Copy out the items below, swapping each "interactable" for "clickable" and leaving everything else as it is.

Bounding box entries
+ + + +
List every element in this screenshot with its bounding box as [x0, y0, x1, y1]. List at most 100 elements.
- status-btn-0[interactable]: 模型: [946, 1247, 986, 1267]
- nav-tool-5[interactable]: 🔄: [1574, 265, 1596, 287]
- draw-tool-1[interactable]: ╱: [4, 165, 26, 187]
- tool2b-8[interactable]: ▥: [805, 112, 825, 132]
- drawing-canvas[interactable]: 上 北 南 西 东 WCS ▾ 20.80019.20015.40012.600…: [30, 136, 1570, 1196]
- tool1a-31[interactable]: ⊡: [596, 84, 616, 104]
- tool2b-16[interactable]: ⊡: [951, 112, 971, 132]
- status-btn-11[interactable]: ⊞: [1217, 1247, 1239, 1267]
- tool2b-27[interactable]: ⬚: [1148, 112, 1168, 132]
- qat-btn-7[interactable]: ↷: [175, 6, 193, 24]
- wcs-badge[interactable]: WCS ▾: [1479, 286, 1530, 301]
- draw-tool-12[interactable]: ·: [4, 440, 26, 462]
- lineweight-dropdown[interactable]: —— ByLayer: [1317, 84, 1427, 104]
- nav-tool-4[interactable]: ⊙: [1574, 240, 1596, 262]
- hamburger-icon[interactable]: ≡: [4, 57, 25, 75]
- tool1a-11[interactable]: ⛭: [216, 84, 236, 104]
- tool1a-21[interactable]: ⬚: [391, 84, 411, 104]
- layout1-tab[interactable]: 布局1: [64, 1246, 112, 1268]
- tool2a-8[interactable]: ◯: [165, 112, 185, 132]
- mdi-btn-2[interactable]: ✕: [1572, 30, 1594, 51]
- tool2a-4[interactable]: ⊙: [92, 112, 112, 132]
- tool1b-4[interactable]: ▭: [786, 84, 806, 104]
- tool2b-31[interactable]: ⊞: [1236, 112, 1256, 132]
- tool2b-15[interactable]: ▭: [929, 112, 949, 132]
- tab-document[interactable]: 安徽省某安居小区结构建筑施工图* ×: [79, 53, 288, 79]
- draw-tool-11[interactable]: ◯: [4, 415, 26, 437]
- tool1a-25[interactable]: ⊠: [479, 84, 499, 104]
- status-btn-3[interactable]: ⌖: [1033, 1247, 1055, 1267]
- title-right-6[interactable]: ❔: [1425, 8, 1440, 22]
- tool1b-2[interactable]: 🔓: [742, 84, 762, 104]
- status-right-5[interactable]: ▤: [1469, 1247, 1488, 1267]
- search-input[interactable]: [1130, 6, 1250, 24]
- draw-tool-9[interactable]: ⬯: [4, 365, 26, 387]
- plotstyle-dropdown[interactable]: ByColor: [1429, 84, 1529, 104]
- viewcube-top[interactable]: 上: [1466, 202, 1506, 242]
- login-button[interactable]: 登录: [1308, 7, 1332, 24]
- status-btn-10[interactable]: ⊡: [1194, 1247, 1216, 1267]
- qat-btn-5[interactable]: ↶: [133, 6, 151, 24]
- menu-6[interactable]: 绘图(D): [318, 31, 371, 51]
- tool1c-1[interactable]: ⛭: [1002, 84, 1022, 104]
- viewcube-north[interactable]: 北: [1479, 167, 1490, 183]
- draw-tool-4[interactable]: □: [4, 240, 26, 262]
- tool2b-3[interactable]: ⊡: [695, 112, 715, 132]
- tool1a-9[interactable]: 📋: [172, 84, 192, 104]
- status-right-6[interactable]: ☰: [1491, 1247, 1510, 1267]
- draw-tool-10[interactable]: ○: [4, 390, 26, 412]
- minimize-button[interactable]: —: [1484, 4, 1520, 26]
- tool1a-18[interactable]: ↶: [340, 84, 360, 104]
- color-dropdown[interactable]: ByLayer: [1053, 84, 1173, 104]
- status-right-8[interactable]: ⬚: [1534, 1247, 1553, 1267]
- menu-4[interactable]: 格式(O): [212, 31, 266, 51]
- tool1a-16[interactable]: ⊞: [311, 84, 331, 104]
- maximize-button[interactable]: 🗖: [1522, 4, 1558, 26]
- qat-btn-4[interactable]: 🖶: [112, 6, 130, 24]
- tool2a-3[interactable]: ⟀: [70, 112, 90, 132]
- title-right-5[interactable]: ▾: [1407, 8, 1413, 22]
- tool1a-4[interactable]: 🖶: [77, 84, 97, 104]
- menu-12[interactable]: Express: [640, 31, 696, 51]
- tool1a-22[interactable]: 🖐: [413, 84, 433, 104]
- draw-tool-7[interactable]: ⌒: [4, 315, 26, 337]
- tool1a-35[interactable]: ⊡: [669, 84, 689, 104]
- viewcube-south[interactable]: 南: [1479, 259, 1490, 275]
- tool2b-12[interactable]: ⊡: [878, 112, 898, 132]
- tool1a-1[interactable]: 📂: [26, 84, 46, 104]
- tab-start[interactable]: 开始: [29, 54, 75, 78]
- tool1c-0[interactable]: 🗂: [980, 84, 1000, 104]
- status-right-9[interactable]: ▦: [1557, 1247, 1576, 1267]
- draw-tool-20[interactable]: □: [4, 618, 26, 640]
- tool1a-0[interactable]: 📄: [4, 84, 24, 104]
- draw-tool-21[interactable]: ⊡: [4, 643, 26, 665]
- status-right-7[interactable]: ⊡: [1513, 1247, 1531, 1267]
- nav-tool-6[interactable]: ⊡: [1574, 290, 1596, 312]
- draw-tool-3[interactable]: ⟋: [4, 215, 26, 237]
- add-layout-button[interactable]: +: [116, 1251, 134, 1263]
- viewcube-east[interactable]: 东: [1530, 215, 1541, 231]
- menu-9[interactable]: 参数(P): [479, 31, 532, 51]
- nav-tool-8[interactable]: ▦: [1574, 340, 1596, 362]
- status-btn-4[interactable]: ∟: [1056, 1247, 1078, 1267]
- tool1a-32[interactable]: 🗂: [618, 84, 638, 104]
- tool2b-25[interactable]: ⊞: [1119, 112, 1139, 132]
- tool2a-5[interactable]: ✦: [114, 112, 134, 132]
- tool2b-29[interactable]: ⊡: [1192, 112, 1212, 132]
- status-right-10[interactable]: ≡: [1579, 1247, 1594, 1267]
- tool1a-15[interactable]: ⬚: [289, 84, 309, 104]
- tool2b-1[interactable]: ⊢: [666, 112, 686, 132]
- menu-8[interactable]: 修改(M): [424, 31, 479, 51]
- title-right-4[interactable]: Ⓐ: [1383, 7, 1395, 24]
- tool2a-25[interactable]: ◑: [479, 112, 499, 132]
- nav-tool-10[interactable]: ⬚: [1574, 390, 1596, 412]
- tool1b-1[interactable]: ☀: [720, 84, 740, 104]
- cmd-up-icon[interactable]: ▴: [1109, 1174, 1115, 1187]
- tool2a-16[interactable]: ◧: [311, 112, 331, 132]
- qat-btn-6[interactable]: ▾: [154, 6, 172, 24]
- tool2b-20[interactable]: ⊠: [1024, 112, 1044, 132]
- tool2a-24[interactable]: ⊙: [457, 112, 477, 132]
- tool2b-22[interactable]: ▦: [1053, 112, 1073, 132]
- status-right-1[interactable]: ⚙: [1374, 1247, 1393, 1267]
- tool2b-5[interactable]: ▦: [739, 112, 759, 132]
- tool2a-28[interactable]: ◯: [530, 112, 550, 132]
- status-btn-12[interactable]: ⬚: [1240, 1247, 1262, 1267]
+ + + +
▸ TASK RESULT
List every element in this screenshot with its bounding box as [x0, y0, x1, y1]. List at most 100 elements.
- status-btn-0[clickable]: 模型: [946, 1247, 986, 1267]
- nav-tool-5[clickable]: 🔄: [1574, 265, 1596, 287]
- draw-tool-1[clickable]: ╱: [4, 165, 26, 187]
- tool2b-8[clickable]: ▥: [805, 112, 825, 132]
- drawing-canvas[clickable]: 上 北 南 西 东 WCS ▾ 20.80019.20015.40012.600…: [30, 136, 1570, 1196]
- tool1a-31[clickable]: ⊡: [596, 84, 616, 104]
- tool2b-16[clickable]: ⊡: [951, 112, 971, 132]
- status-btn-11[clickable]: ⊞: [1217, 1247, 1239, 1267]
- tool2b-27[clickable]: ⬚: [1148, 112, 1168, 132]
- qat-btn-7[clickable]: ↷: [175, 6, 193, 24]
- wcs-badge[clickable]: WCS ▾: [1479, 286, 1530, 301]
- draw-tool-12[clickable]: ·: [4, 440, 26, 462]
- lineweight-dropdown[clickable]: —— ByLayer: [1317, 84, 1427, 104]
- nav-tool-4[clickable]: ⊙: [1574, 240, 1596, 262]
- hamburger-icon[clickable]: ≡: [4, 57, 25, 75]
- tool1a-11[clickable]: ⛭: [216, 84, 236, 104]
- tool1a-21[clickable]: ⬚: [391, 84, 411, 104]
- layout1-tab[clickable]: 布局1: [64, 1246, 112, 1268]
- tool2a-8[clickable]: ◯: [165, 112, 185, 132]
- mdi-btn-2[clickable]: ✕: [1572, 30, 1594, 51]
- tool2a-4[clickable]: ⊙: [92, 112, 112, 132]
- tool1b-4[clickable]: ▭: [786, 84, 806, 104]
- tool2b-31[clickable]: ⊞: [1236, 112, 1256, 132]
- tool2b-15[clickable]: ▭: [929, 112, 949, 132]
- tab-document[clickable]: 安徽省某安居小区结构建筑施工图* ×: [79, 53, 288, 79]
- draw-tool-11[clickable]: ◯: [4, 415, 26, 437]
- tool1a-25[clickable]: ⊠: [479, 84, 499, 104]
- status-btn-3[clickable]: ⌖: [1033, 1247, 1055, 1267]
- title-right-6[clickable]: ❔: [1425, 8, 1440, 22]
- tool1b-2[clickable]: 🔓: [742, 84, 762, 104]
- status-right-5[clickable]: ▤: [1469, 1247, 1488, 1267]
- search-input[clickable]: [1130, 6, 1250, 24]
- draw-tool-9[clickable]: ⬯: [4, 365, 26, 387]
- plotstyle-dropdown[clickable]: ByColor: [1429, 84, 1529, 104]
- viewcube-top[clickable]: 上: [1466, 202, 1506, 242]
- login-button[clickable]: 登录: [1308, 7, 1332, 24]
- status-btn-10[clickable]: ⊡: [1194, 1247, 1216, 1267]
- qat-btn-5[clickable]: ↶: [133, 6, 151, 24]
- menu-6[clickable]: 绘图(D): [318, 31, 371, 51]
- tool1c-1[clickable]: ⛭: [1002, 84, 1022, 104]
- viewcube-north[clickable]: 北: [1479, 167, 1490, 183]
- draw-tool-4[clickable]: □: [4, 240, 26, 262]
- tool2b-3[clickable]: ⊡: [695, 112, 715, 132]
- tool1a-9[clickable]: 📋: [172, 84, 192, 104]
- status-right-6[clickable]: ☰: [1491, 1247, 1510, 1267]
- draw-tool-10[clickable]: ○: [4, 390, 26, 412]
- minimize-button[clickable]: —: [1484, 4, 1520, 26]
- tool1a-18[clickable]: ↶: [340, 84, 360, 104]
- color-dropdown[clickable]: ByLayer: [1053, 84, 1173, 104]
- status-right-8[clickable]: ⬚: [1534, 1247, 1553, 1267]
- menu-4[clickable]: 格式(O): [212, 31, 266, 51]
- tool1a-16[clickable]: ⊞: [311, 84, 331, 104]
- maximize-button[clickable]: 🗖: [1522, 4, 1558, 26]
- qat-btn-4[clickable]: 🖶: [112, 6, 130, 24]
- tool2a-3[clickable]: ⟀: [70, 112, 90, 132]
- title-right-5[clickable]: ▾: [1407, 8, 1413, 22]
- tool1a-4[clickable]: 🖶: [77, 84, 97, 104]
- menu-12[clickable]: Express: [640, 31, 696, 51]
- tool1a-22[clickable]: 🖐: [413, 84, 433, 104]
- draw-tool-7[clickable]: ⌒: [4, 315, 26, 337]
- tool1a-35[clickable]: ⊡: [669, 84, 689, 104]
- viewcube-south[clickable]: 南: [1479, 259, 1490, 275]
- tool2b-12[clickable]: ⊡: [878, 112, 898, 132]
- tool1a-1[clickable]: 📂: [26, 84, 46, 104]
- tab-start[clickable]: 开始: [29, 54, 75, 78]
- tool1c-0[clickable]: 🗂: [980, 84, 1000, 104]
- status-right-9[clickable]: ▦: [1557, 1247, 1576, 1267]
- draw-tool-20[clickable]: □: [4, 618, 26, 640]
- tool1a-0[clickable]: 📄: [4, 84, 24, 104]
- draw-tool-21[clickable]: ⊡: [4, 643, 26, 665]
- status-right-7[clickable]: ⊡: [1513, 1247, 1531, 1267]
- nav-tool-6[clickable]: ⊡: [1574, 290, 1596, 312]
- draw-tool-3[clickable]: ⟋: [4, 215, 26, 237]
- add-layout-button[clickable]: +: [116, 1251, 134, 1263]
- viewcube-east[clickable]: 东: [1530, 215, 1541, 231]
- menu-9[clickable]: 参数(P): [479, 31, 532, 51]
- nav-tool-8[clickable]: ▦: [1574, 340, 1596, 362]
- status-btn-4[clickable]: ∟: [1056, 1247, 1078, 1267]
- tool1a-32[clickable]: 🗂: [618, 84, 638, 104]
- tool2b-25[clickable]: ⊞: [1119, 112, 1139, 132]
- tool2a-5[clickable]: ✦: [114, 112, 134, 132]
- tool2b-29[clickable]: ⊡: [1192, 112, 1212, 132]
- status-right-10[clickable]: ≡: [1579, 1247, 1594, 1267]
- tool1a-15[clickable]: ⬚: [289, 84, 309, 104]
- tool2b-1[clickable]: ⊢: [666, 112, 686, 132]
- menu-8[clickable]: 修改(M): [424, 31, 479, 51]
- title-right-4[clickable]: Ⓐ: [1383, 7, 1395, 24]
- tool2a-25[clickable]: ◑: [479, 112, 499, 132]
- nav-tool-10[clickable]: ⬚: [1574, 390, 1596, 412]
- tool1b-1[clickable]: ☀: [720, 84, 740, 104]
- cmd-up-icon[clickable]: ▴: [1109, 1174, 1115, 1187]
- tool2a-16[clickable]: ◧: [311, 112, 331, 132]
- qat-btn-6[clickable]: ▾: [154, 6, 172, 24]
- tool2b-20[clickable]: ⊠: [1024, 112, 1044, 132]
- tool2a-24[clickable]: ⊙: [457, 112, 477, 132]
- tool2b-22[clickable]: ▦: [1053, 112, 1073, 132]
- status-right-1[clickable]: ⚙: [1374, 1247, 1393, 1267]
- tool2b-5[clickable]: ▦: [739, 112, 759, 132]
- tool2a-28[clickable]: ◯: [530, 112, 550, 132]
- status-btn-12[clickable]: ⬚: [1240, 1247, 1262, 1267]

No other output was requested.